#### REQUIRED TASK:
Each entry must be given again exactly; images do not belong in the copy.

---

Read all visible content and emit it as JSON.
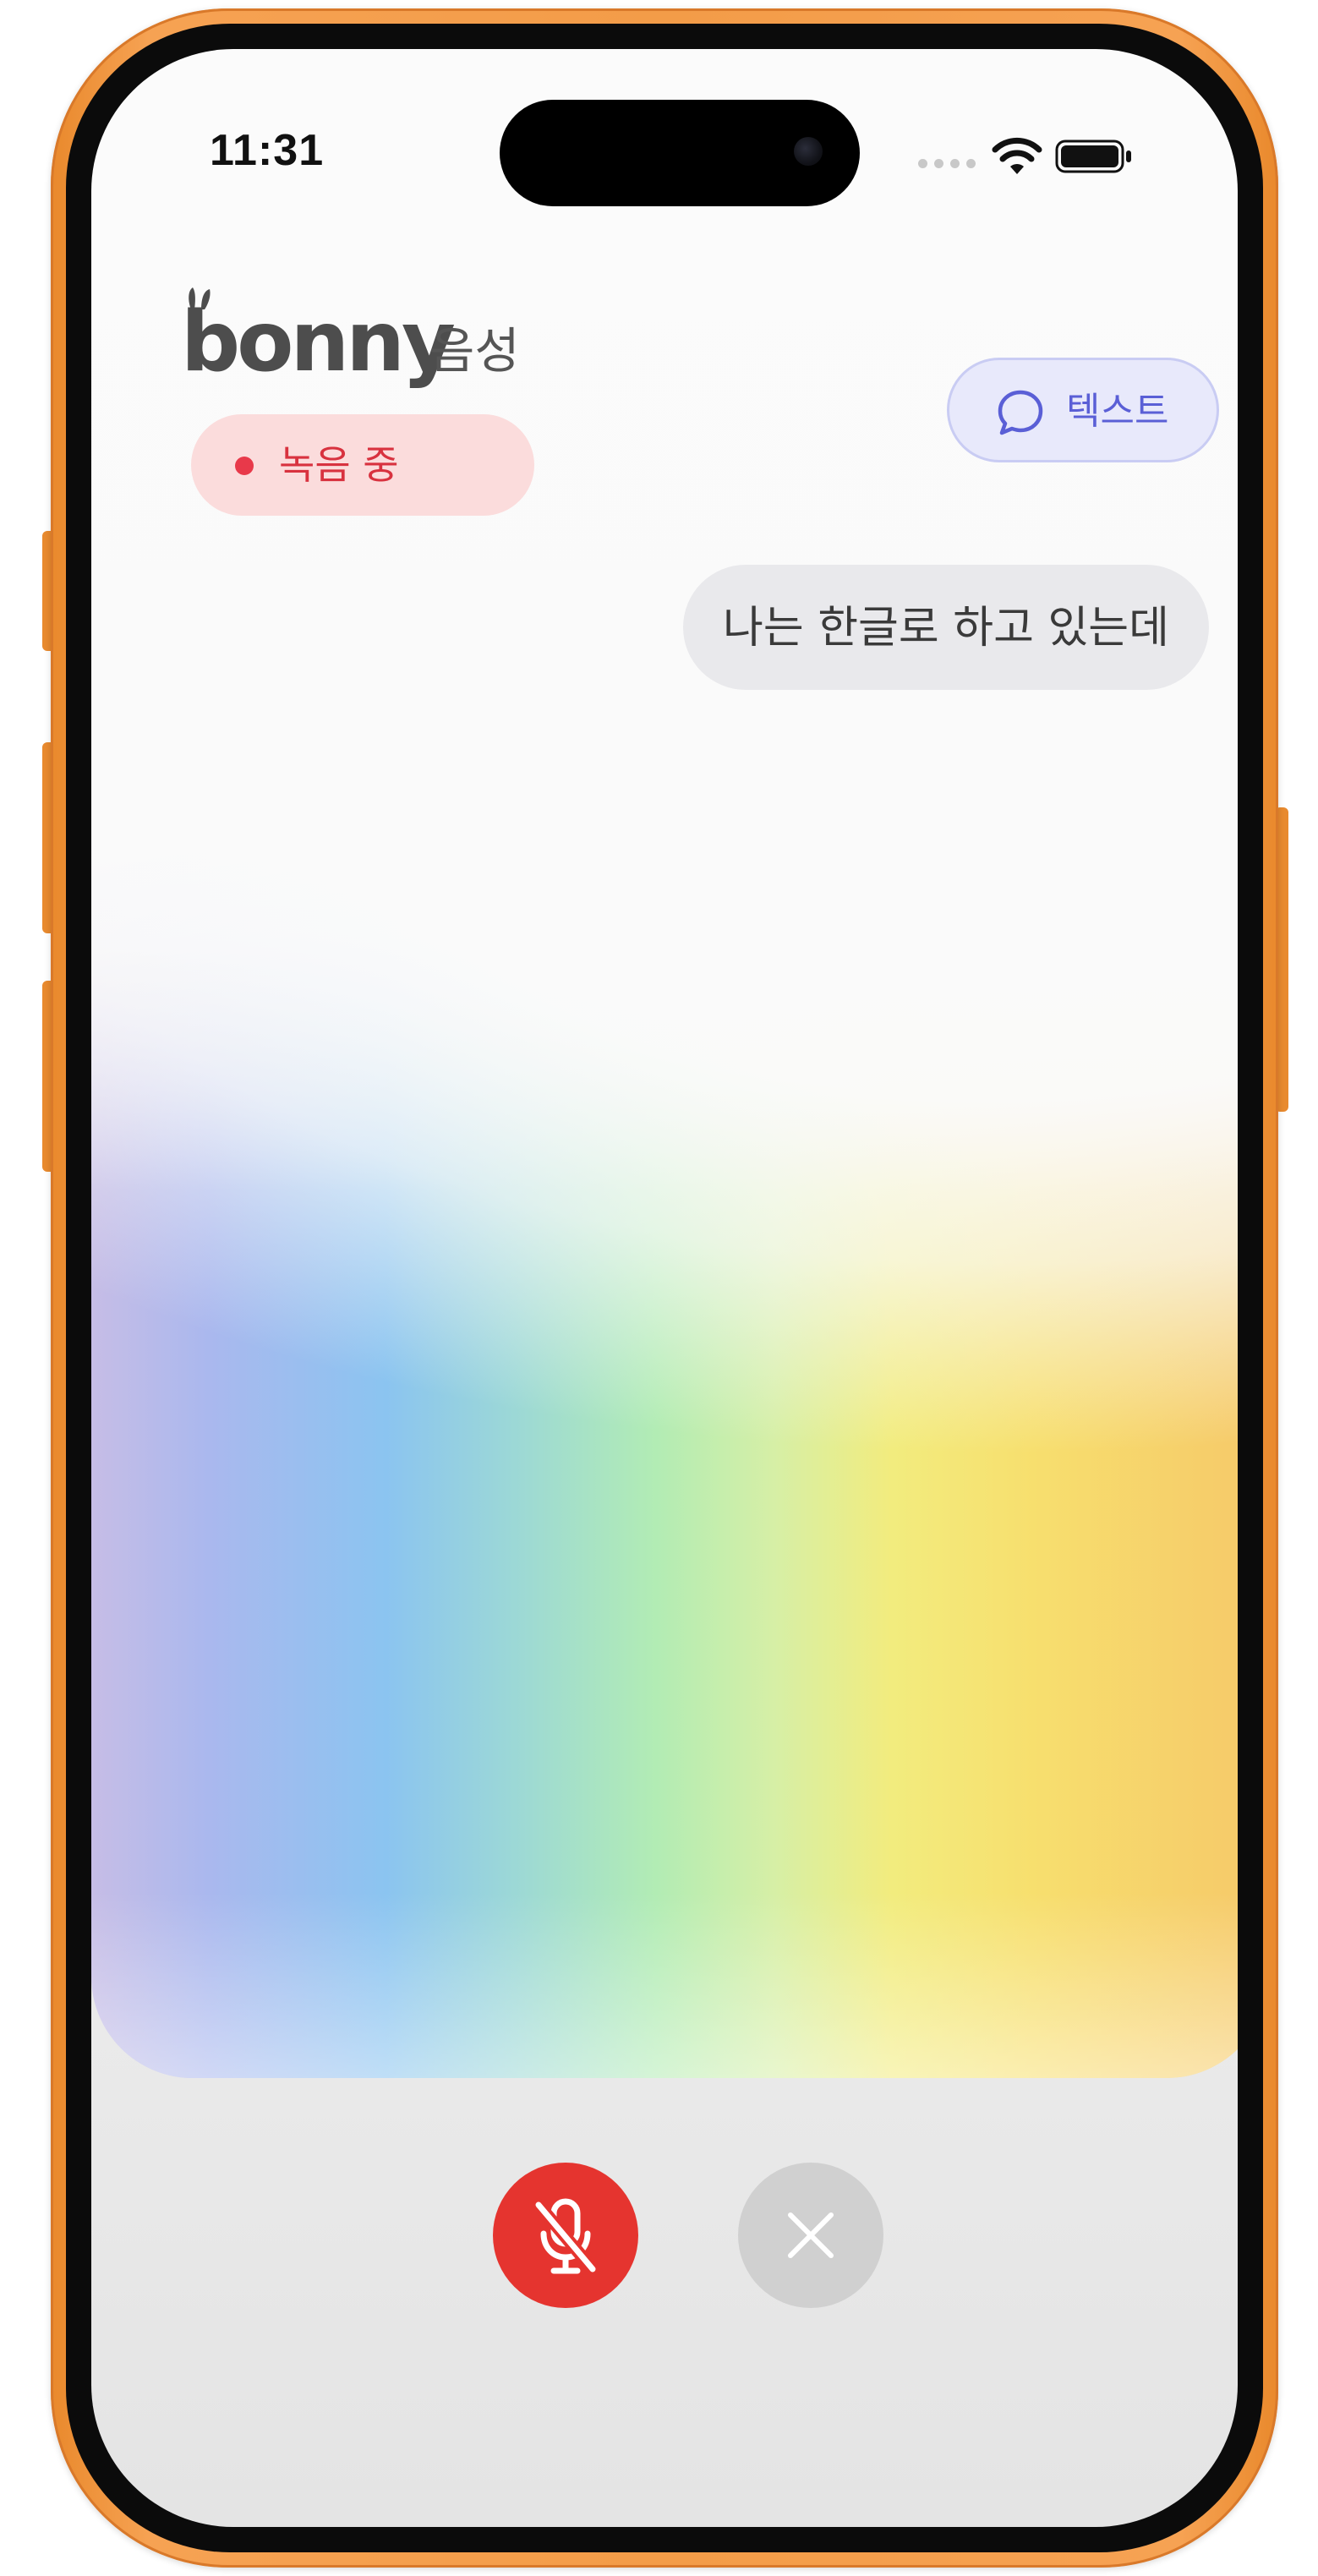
{
  "status_bar": {
    "time": "11:31",
    "icons": [
      "cellular-signal-icon",
      "wifi-icon",
      "battery-icon"
    ]
  },
  "header": {
    "brand": "bonny",
    "mode_label": "음성",
    "recording_badge": "녹음 중",
    "text_mode_button": "텍스트"
  },
  "conversation": {
    "user_message": "나는 한글로 하고 있는데"
  },
  "controls": {
    "mute_icon": "mic-off-icon",
    "close_icon": "close-icon"
  },
  "colors": {
    "device_frame": "#f39c48",
    "recording_bg": "#fbdcdc",
    "recording_text": "#d8323f",
    "text_button_bg": "#e8e9fb",
    "text_button_fg": "#5a5fd6",
    "bubble_bg": "#e9e9ec",
    "mute_button": "#e5342f",
    "close_button": "#d0d0d0"
  }
}
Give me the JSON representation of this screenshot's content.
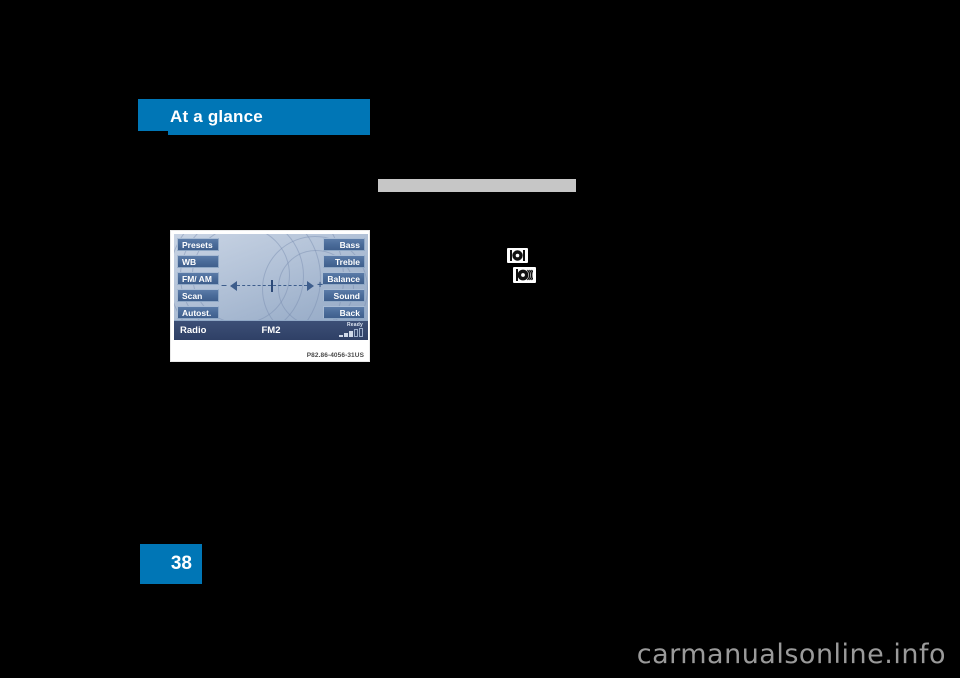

---

#### FINAL RESULT:
Read all visible content and emit it as JSON.
{
  "status_bar": {
    "time": "11:31",
    "icons": [
      "cellular-signal-icon",
      "wifi-icon",
      "battery-icon"
    ]
  },
  "header": {
    "brand": "bonny",
    "mode_label": "음성",
    "recording_badge": "녹음 중",
    "text_mode_button": "텍스트"
  },
  "conversation": {
    "user_message": "나는 한글로 하고 있는데"
  },
  "controls": {
    "mute_icon": "mic-off-icon",
    "close_icon": "close-icon"
  },
  "colors": {
    "device_frame": "#f39c48",
    "recording_bg": "#fbdcdc",
    "recording_text": "#d8323f",
    "text_button_bg": "#e8e9fb",
    "text_button_fg": "#5a5fd6",
    "bubble_bg": "#e9e9ec",
    "mute_button": "#e5342f",
    "close_button": "#d0d0d0"
  }
}
Give me the JSON representation of this screenshot's content.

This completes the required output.